[THE RECORDS]
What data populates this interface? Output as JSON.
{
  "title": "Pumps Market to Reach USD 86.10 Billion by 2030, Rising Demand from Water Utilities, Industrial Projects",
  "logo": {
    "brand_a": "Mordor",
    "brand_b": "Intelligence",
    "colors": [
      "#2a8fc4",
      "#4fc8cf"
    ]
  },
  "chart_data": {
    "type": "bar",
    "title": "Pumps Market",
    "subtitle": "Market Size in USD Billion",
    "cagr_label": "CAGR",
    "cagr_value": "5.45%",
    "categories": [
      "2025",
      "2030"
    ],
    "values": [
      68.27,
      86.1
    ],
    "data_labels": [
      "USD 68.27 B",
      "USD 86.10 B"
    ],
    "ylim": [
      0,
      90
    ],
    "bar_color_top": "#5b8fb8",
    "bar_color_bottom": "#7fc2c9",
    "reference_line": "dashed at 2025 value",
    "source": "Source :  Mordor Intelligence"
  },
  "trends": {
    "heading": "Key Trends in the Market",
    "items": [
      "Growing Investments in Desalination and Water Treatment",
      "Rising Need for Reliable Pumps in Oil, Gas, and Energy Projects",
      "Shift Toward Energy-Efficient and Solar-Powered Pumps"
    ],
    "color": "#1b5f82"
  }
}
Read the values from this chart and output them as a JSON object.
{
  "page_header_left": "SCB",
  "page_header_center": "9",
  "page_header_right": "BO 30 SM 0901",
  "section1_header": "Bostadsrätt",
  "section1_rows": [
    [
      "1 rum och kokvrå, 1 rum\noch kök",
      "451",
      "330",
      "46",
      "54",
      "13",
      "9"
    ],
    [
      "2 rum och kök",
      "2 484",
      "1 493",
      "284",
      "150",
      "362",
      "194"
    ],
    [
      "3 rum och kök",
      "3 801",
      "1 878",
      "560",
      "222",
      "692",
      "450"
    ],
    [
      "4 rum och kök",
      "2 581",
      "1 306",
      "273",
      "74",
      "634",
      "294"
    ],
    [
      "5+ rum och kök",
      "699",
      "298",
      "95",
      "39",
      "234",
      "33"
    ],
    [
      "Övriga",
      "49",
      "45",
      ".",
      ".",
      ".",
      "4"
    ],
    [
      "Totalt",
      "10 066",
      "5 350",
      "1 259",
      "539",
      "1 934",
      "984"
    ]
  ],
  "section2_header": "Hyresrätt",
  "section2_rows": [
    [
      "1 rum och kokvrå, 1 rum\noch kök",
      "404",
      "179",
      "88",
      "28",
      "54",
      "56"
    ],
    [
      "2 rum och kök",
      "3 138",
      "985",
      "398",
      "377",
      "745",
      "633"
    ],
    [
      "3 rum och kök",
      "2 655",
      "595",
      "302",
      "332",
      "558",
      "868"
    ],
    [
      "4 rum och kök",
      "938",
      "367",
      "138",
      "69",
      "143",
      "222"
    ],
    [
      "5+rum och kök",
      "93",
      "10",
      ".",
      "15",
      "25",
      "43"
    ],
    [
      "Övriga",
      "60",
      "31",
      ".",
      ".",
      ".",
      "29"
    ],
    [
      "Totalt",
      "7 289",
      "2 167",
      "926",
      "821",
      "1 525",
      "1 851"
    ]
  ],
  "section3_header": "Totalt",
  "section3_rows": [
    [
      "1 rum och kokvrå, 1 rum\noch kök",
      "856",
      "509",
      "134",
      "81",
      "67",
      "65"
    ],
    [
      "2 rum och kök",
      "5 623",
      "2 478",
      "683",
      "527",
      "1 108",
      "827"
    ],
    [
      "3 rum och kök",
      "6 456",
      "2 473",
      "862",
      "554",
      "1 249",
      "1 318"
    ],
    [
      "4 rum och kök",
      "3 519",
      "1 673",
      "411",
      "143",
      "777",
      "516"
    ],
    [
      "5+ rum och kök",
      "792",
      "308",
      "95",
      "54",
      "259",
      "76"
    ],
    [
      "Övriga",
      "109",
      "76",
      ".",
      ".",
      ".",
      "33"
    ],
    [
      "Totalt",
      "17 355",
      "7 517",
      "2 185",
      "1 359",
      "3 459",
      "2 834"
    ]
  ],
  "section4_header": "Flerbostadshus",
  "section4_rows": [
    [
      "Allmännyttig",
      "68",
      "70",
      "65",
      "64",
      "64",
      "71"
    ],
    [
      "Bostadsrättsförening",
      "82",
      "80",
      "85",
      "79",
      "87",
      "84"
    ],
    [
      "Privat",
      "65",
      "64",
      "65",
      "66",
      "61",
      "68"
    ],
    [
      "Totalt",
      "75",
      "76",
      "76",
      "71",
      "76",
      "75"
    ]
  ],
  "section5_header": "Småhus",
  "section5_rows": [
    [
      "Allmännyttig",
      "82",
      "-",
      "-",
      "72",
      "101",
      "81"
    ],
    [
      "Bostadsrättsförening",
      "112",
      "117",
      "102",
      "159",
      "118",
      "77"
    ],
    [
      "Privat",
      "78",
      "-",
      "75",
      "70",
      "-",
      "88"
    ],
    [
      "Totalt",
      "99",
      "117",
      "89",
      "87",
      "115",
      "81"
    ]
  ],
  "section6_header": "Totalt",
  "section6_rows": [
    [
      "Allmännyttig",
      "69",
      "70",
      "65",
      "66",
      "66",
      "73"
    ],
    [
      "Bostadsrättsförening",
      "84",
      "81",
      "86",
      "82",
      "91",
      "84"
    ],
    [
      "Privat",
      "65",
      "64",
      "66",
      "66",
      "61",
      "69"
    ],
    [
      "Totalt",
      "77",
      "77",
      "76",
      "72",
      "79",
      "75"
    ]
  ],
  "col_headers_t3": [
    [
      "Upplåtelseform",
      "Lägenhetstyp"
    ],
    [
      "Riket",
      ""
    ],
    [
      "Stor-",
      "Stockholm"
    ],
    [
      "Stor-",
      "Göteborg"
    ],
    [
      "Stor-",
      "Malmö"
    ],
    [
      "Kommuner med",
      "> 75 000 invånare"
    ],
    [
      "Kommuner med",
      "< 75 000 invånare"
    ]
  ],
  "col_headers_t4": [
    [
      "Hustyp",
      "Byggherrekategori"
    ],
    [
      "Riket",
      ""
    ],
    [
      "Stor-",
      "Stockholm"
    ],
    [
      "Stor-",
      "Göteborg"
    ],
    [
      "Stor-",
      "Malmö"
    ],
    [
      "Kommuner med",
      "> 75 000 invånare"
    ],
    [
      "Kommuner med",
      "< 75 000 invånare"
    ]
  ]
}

[WHAT THE EXERCISE ASKS]
Restate each record word for word.

[SOLUTION FOR THIS TASK]
What data populates this interface? Output as JSON.
{
  "title": "Pumps Market to Reach USD 86.10 Billion by 2030, Rising Demand from Water Utilities, Industrial Projects",
  "logo": {
    "brand_a": "Mordor",
    "brand_b": "Intelligence",
    "colors": [
      "#2a8fc4",
      "#4fc8cf"
    ]
  },
  "chart_data": {
    "type": "bar",
    "title": "Pumps Market",
    "subtitle": "Market Size in USD Billion",
    "cagr_label": "CAGR",
    "cagr_value": "5.45%",
    "categories": [
      "2025",
      "2030"
    ],
    "values": [
      68.27,
      86.1
    ],
    "data_labels": [
      "USD 68.27 B",
      "USD 86.10 B"
    ],
    "ylim": [
      0,
      90
    ],
    "bar_color_top": "#5b8fb8",
    "bar_color_bottom": "#7fc2c9",
    "reference_line": "dashed at 2025 value",
    "source": "Source :  Mordor Intelligence"
  },
  "trends": {
    "heading": "Key Trends in the Market",
    "items": [
      "Growing Investments in Desalination and Water Treatment",
      "Rising Need for Reliable Pumps in Oil, Gas, and Energy Projects",
      "Shift Toward Energy-Efficient and Solar-Powered Pumps"
    ],
    "color": "#1b5f82"
  }
}
Read the values from this chart and output them as a JSON object.
{
  "page_header_left": "SCB",
  "page_header_center": "9",
  "page_header_right": "BO 30 SM 0901",
  "section1_header": "Bostadsrätt",
  "section1_rows": [
    [
      "1 rum och kokvrå, 1 rum\noch kök",
      "451",
      "330",
      "46",
      "54",
      "13",
      "9"
    ],
    [
      "2 rum och kök",
      "2 484",
      "1 493",
      "284",
      "150",
      "362",
      "194"
    ],
    [
      "3 rum och kök",
      "3 801",
      "1 878",
      "560",
      "222",
      "692",
      "450"
    ],
    [
      "4 rum och kök",
      "2 581",
      "1 306",
      "273",
      "74",
      "634",
      "294"
    ],
    [
      "5+ rum och kök",
      "699",
      "298",
      "95",
      "39",
      "234",
      "33"
    ],
    [
      "Övriga",
      "49",
      "45",
      ".",
      ".",
      ".",
      "4"
    ],
    [
      "Totalt",
      "10 066",
      "5 350",
      "1 259",
      "539",
      "1 934",
      "984"
    ]
  ],
  "section2_header": "Hyresrätt",
  "section2_rows": [
    [
      "1 rum och kokvrå, 1 rum\noch kök",
      "404",
      "179",
      "88",
      "28",
      "54",
      "56"
    ],
    [
      "2 rum och kök",
      "3 138",
      "985",
      "398",
      "377",
      "745",
      "633"
    ],
    [
      "3 rum och kök",
      "2 655",
      "595",
      "302",
      "332",
      "558",
      "868"
    ],
    [
      "4 rum och kök",
      "938",
      "367",
      "138",
      "69",
      "143",
      "222"
    ],
    [
      "5+rum och kök",
      "93",
      "10",
      ".",
      "15",
      "25",
      "43"
    ],
    [
      "Övriga",
      "60",
      "31",
      ".",
      ".",
      ".",
      "29"
    ],
    [
      "Totalt",
      "7 289",
      "2 167",
      "926",
      "821",
      "1 525",
      "1 851"
    ]
  ],
  "section3_header": "Totalt",
  "section3_rows": [
    [
      "1 rum och kokvrå, 1 rum\noch kök",
      "856",
      "509",
      "134",
      "81",
      "67",
      "65"
    ],
    [
      "2 rum och kök",
      "5 623",
      "2 478",
      "683",
      "527",
      "1 108",
      "827"
    ],
    [
      "3 rum och kök",
      "6 456",
      "2 473",
      "862",
      "554",
      "1 249",
      "1 318"
    ],
    [
      "4 rum och kök",
      "3 519",
      "1 673",
      "411",
      "143",
      "777",
      "516"
    ],
    [
      "5+ rum och kök",
      "792",
      "308",
      "95",
      "54",
      "259",
      "76"
    ],
    [
      "Övriga",
      "109",
      "76",
      ".",
      ".",
      ".",
      "33"
    ],
    [
      "Totalt",
      "17 355",
      "7 517",
      "2 185",
      "1 359",
      "3 459",
      "2 834"
    ]
  ],
  "section4_header": "Flerbostadshus",
  "section4_rows": [
    [
      "Allmännyttig",
      "68",
      "70",
      "65",
      "64",
      "64",
      "71"
    ],
    [
      "Bostadsrättsförening",
      "82",
      "80",
      "85",
      "79",
      "87",
      "84"
    ],
    [
      "Privat",
      "65",
      "64",
      "65",
      "66",
      "61",
      "68"
    ],
    [
      "Totalt",
      "75",
      "76",
      "76",
      "71",
      "76",
      "75"
    ]
  ],
  "section5_header": "Småhus",
  "section5_rows": [
    [
      "Allmännyttig",
      "82",
      "-",
      "-",
      "72",
      "101",
      "81"
    ],
    [
      "Bostadsrättsförening",
      "112",
      "117",
      "102",
      "159",
      "118",
      "77"
    ],
    [
      "Privat",
      "78",
      "-",
      "75",
      "70",
      "-",
      "88"
    ],
    [
      "Totalt",
      "99",
      "117",
      "89",
      "87",
      "115",
      "81"
    ]
  ],
  "section6_header": "Totalt",
  "section6_rows": [
    [
      "Allmännyttig",
      "69",
      "70",
      "65",
      "66",
      "66",
      "73"
    ],
    [
      "Bostadsrättsförening",
      "84",
      "81",
      "86",
      "82",
      "91",
      "84"
    ],
    [
      "Privat",
      "65",
      "64",
      "66",
      "66",
      "61",
      "69"
    ],
    [
      "Totalt",
      "77",
      "77",
      "76",
      "72",
      "79",
      "75"
    ]
  ],
  "col_headers_t3": [
    [
      "Upplåtelseform",
      "Lägenhetstyp"
    ],
    [
      "Riket",
      ""
    ],
    [
      "Stor-",
      "Stockholm"
    ],
    [
      "Stor-",
      "Göteborg"
    ],
    [
      "Stor-",
      "Malmö"
    ],
    [
      "Kommuner med",
      "> 75 000 invånare"
    ],
    [
      "Kommuner med",
      "< 75 000 invånare"
    ]
  ],
  "col_headers_t4": [
    [
      "Hustyp",
      "Byggherrekategori"
    ],
    [
      "Riket",
      ""
    ],
    [
      "Stor-",
      "Stockholm"
    ],
    [
      "Stor-",
      "Göteborg"
    ],
    [
      "Stor-",
      "Malmö"
    ],
    [
      "Kommuner med",
      "> 75 000 invånare"
    ],
    [
      "Kommuner med",
      "< 75 000 invånare"
    ]
  ]
}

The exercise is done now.